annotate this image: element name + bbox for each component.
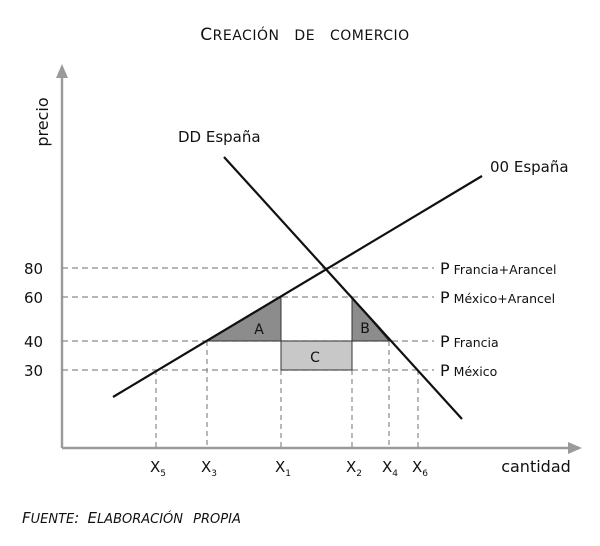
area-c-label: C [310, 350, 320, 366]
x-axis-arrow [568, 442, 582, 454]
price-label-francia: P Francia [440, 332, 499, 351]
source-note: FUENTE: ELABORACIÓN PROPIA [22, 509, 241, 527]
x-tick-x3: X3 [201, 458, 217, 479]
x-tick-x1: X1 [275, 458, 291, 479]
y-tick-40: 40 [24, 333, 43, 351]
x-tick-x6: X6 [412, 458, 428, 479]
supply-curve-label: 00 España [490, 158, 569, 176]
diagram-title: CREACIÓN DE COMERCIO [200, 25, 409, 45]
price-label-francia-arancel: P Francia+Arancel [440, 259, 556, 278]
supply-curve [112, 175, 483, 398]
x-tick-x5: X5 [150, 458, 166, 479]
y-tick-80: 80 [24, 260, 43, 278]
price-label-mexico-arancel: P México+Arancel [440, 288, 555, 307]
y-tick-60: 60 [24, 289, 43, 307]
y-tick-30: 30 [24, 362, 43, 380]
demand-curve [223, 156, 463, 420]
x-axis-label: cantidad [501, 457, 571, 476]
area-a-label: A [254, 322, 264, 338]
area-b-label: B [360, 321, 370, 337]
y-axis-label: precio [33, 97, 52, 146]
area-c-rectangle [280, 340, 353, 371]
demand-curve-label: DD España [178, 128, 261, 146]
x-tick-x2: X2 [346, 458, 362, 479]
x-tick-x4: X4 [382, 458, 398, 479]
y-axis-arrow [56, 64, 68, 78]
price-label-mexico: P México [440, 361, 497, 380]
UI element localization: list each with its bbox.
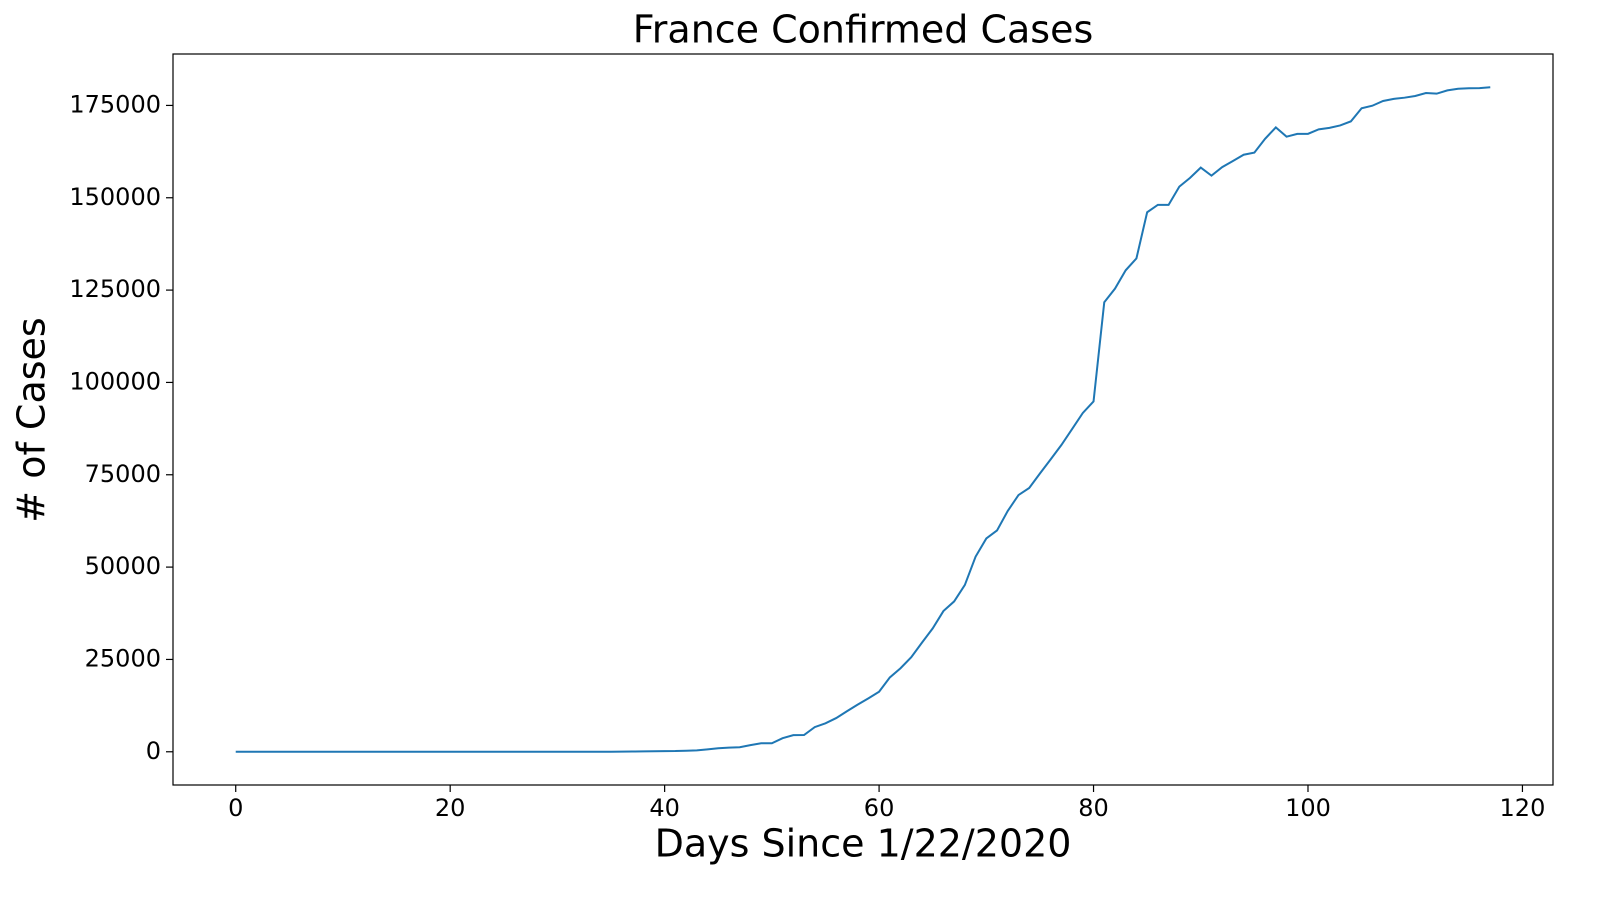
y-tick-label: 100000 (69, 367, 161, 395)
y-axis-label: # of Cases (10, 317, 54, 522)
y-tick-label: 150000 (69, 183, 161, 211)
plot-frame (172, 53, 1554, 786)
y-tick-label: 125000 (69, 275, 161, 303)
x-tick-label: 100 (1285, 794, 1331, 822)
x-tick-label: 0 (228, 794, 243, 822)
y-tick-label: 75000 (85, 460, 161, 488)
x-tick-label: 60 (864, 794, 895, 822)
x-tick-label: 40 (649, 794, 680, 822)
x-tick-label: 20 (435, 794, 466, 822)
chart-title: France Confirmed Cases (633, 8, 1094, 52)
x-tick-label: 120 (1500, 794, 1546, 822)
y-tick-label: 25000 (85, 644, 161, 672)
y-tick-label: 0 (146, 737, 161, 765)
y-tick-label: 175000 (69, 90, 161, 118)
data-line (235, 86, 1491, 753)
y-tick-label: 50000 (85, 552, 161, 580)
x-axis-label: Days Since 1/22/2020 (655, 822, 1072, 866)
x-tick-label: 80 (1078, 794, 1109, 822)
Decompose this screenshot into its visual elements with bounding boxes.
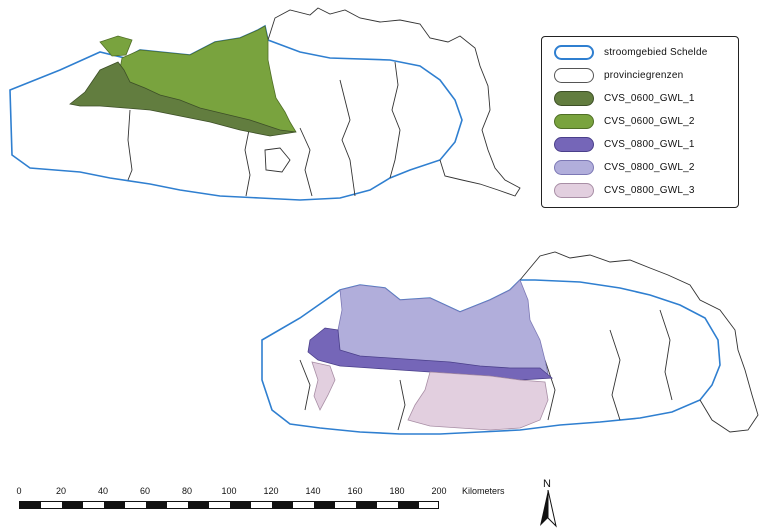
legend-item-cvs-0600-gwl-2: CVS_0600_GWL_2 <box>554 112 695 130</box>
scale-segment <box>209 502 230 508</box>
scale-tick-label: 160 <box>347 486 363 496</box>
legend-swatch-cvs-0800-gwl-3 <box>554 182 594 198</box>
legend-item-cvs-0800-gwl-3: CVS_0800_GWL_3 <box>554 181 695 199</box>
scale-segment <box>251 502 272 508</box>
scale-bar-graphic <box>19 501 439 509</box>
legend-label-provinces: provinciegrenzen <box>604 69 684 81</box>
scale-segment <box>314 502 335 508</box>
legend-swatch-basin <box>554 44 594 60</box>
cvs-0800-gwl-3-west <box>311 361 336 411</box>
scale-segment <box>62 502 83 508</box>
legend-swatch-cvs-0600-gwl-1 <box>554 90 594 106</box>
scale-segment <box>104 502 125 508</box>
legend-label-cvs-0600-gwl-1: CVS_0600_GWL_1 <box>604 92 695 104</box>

________________________

**Arbeitsauftrag**
Benenne in allen Zeilen oben "scale-segment" in "scale-block" um und gib die Zeilen sonst unverändert wieder. Lass die Bilder in der Antwort weg.

**Antwort**
annotate this image: element name + bbox for each component.
area-c-label: C [310, 350, 320, 366]
x-axis-arrow [568, 442, 582, 454]
price-label-francia: P Francia [440, 332, 499, 351]
source-note: FUENTE: ELABORACIÓN PROPIA [22, 509, 241, 527]
x-tick-x3: X3 [201, 458, 217, 479]
x-tick-x1: X1 [275, 458, 291, 479]
y-tick-40: 40 [24, 333, 43, 351]
x-tick-x6: X6 [412, 458, 428, 479]
supply-curve-label: 00 España [490, 158, 569, 176]
diagram-title: CREACIÓN DE COMERCIO [200, 25, 409, 45]
price-label-francia-arancel: P Francia+Arancel [440, 259, 556, 278]
supply-curve [112, 175, 483, 398]
x-tick-x5: X5 [150, 458, 166, 479]
y-tick-80: 80 [24, 260, 43, 278]
price-label-mexico-arancel: P México+Arancel [440, 288, 555, 307]
y-tick-60: 60 [24, 289, 43, 307]
y-tick-30: 30 [24, 362, 43, 380]
demand-curve [223, 156, 463, 420]
x-axis-label: cantidad [501, 457, 571, 476]
area-a-label: A [254, 322, 264, 338]
area-b-label: B [360, 321, 370, 337]
y-axis-label: precio [33, 97, 52, 146]
area-c-rectangle [280, 340, 353, 371]
demand-curve-label: DD España [178, 128, 261, 146]
x-tick-x2: X2 [346, 458, 362, 479]
x-tick-x4: X4 [382, 458, 398, 479]
y-axis-arrow [56, 64, 68, 78]
price-label-mexico: P México [440, 361, 497, 380]
UI element localization: list each with its bbox.
y-tick-label: 100000 (69, 367, 161, 395)
y-axis-label: # of Cases (10, 317, 54, 522)
y-tick-label: 150000 (69, 183, 161, 211)
plot-frame (172, 53, 1554, 786)
y-tick-label: 125000 (69, 275, 161, 303)
x-tick-label: 100 (1285, 794, 1331, 822)
x-tick-label: 0 (228, 794, 243, 822)
y-tick-label: 75000 (85, 460, 161, 488)
x-tick-label: 60 (864, 794, 895, 822)
x-tick-label: 40 (649, 794, 680, 822)
x-tick-label: 20 (435, 794, 466, 822)
chart-title: France Confirmed Cases (633, 8, 1094, 52)
x-tick-label: 120 (1500, 794, 1546, 822)
y-tick-label: 25000 (85, 644, 161, 672)
y-tick-label: 0 (146, 737, 161, 765)
y-tick-label: 175000 (69, 90, 161, 118)
data-line (235, 86, 1491, 753)
y-tick-label: 50000 (85, 552, 161, 580)
x-axis-label: Days Since 1/22/2020 (655, 822, 1072, 866)
x-tick-label: 80 (1078, 794, 1109, 822)
Decompose this screenshot into its visual elements with bounding boxes.
legend-item-cvs-0600-gwl-2: CVS_0600_GWL_2 <box>554 112 695 130</box>
scale-block <box>209 502 230 508</box>
scale-tick-label: 160 <box>347 486 363 496</box>
legend-swatch-cvs-0800-gwl-3 <box>554 182 594 198</box>
legend-item-cvs-0800-gwl-3: CVS_0800_GWL_3 <box>554 181 695 199</box>
scale-block <box>251 502 272 508</box>
scale-bar-graphic <box>19 501 439 509</box>
legend-label-provinces: provinciegrenzen <box>604 69 684 81</box>
scale-block <box>314 502 335 508</box>
legend-swatch-basin <box>554 44 594 60</box>
cvs-0800-gwl-3-west <box>311 361 336 411</box>
scale-block <box>62 502 83 508</box>
legend-swatch-cvs-0600-gwl-1 <box>554 90 594 106</box>
scale-block <box>104 502 125 508</box>
legend-label-cvs-0600-gwl-1: CVS_0600_GWL_1 <box>604 92 695 104</box>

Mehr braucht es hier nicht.